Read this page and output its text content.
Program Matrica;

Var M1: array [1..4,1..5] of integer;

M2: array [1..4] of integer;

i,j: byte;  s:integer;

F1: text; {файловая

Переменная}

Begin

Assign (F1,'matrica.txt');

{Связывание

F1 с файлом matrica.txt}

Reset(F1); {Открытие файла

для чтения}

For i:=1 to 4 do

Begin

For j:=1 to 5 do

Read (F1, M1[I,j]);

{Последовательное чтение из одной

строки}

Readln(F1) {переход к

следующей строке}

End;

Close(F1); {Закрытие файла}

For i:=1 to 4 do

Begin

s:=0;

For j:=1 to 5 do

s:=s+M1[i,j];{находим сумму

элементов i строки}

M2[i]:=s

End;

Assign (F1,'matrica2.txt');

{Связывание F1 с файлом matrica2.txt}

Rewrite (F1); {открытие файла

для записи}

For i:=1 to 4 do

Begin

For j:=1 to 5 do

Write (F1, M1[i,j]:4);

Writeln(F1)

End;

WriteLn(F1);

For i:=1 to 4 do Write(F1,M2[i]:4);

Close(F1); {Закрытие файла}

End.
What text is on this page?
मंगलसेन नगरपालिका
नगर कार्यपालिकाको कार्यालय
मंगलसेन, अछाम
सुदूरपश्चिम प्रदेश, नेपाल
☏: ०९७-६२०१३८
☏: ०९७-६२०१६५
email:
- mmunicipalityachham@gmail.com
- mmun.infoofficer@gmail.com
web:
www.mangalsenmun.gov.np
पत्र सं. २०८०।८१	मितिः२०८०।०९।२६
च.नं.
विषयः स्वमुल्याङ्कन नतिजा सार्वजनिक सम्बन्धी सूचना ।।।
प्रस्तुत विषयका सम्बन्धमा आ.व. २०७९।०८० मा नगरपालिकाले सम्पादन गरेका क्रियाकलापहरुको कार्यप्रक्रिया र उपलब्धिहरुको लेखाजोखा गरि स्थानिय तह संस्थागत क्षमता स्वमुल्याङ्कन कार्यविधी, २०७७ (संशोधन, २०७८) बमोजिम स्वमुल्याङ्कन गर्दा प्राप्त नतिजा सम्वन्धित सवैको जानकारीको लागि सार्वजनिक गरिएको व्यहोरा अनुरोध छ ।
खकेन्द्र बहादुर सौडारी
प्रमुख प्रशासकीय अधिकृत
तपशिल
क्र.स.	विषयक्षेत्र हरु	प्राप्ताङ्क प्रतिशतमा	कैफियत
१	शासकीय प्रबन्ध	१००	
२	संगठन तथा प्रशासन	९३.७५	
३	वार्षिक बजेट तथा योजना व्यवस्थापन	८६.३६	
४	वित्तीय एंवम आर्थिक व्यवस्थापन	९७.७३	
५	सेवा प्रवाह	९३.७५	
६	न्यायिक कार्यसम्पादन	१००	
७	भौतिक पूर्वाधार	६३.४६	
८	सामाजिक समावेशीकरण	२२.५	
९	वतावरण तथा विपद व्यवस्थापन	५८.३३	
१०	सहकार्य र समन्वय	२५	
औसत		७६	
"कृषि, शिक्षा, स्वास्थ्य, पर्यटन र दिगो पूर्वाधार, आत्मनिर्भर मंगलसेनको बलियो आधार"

GOAL OF THE EXERCISE: Transcribe the material above in its entirety. Match it exactly.

RESULT OF THIS TASK:
Read this page and output its text content.
Program Matrica;

Var M1: array [1..4,1..5] of integer;

M2: array [1..4] of integer;

i,j: byte;  s:integer;

F1: text; {файловая

Переменная}

Begin

Assign (F1,'matrica.txt');

{Связывание

F1 с файлом matrica.txt}

Reset(F1); {Открытие файла

для чтения}

For i:=1 to 4 do

Begin

For j:=1 to 5 do

Read (F1, M1[I,j]);

{Последовательное чтение из одной

строки}

Readln(F1) {переход к

следующей строке}

End;

Close(F1); {Закрытие файла}

For i:=1 to 4 do

Begin

s:=0;

For j:=1 to 5 do

s:=s+M1[i,j];{находим сумму

элементов i строки}

M2[i]:=s

End;

Assign (F1,'matrica2.txt');

{Связывание F1 с файлом matrica2.txt}

Rewrite (F1); {открытие файла

для записи}

For i:=1 to 4 do

Begin

For j:=1 to 5 do

Write (F1, M1[i,j]:4);

Writeln(F1)

End;

WriteLn(F1);

For i:=1 to 4 do Write(F1,M2[i]:4);

Close(F1); {Закрытие файла}

End.
What text is on this page?
मंगलसेन नगरपालिका
नगर कार्यपालिकाको कार्यालय
मंगलसेन, अछाम
सुदूरपश्चिम प्रदेश, नेपाल
☏: ०९७-६२०१३८
☏: ०९७-६२०१६५
email:
- mmunicipalityachham@gmail.com
- mmun.infoofficer@gmail.com
web:
www.mangalsenmun.gov.np
पत्र सं. २०८०।८१	मितिः२०८०।०९।२६
च.नं.
विषयः स्वमुल्याङ्कन नतिजा सार्वजनिक सम्बन्धी सूचना ।।।
प्रस्तुत विषयका सम्बन्धमा आ.व. २०७९।०८० मा नगरपालिकाले सम्पादन गरेका क्रियाकलापहरुको कार्यप्रक्रिया र उपलब्धिहरुको लेखाजोखा गरि स्थानिय तह संस्थागत क्षमता स्वमुल्याङ्कन कार्यविधी, २०७७ (संशोधन, २०७८) बमोजिम स्वमुल्याङ्कन गर्दा प्राप्त नतिजा सम्वन्धित सवैको जानकारीको लागि सार्वजनिक गरिएको व्यहोरा अनुरोध छ ।
खकेन्द्र बहादुर सौडारी
प्रमुख प्रशासकीय अधिकृत
तपशिल
क्र.स.	विषयक्षेत्र हरु	प्राप्ताङ्क प्रतिशतमा	कैफियत
१	शासकीय प्रबन्ध	१००	
२	संगठन तथा प्रशासन	९३.७५	
३	वार्षिक बजेट तथा योजना व्यवस्थापन	८६.३६	
४	वित्तीय एंवम आर्थिक व्यवस्थापन	९७.७३	
५	सेवा प्रवाह	९३.७५	
६	न्यायिक कार्यसम्पादन	१००	
७	भौतिक पूर्वाधार	६३.४६	
८	सामाजिक समावेशीकरण	२२.५	
९	वतावरण तथा विपद व्यवस्थापन	५८.३३	
१०	सहकार्य र समन्वय	२५	
औसत		७६	
"कृषि, शिक्षा, स्वास्थ्य, पर्यटन र दिगो पूर्वाधार, आत्मनिर्भर मंगलसेनको बलियो आधार"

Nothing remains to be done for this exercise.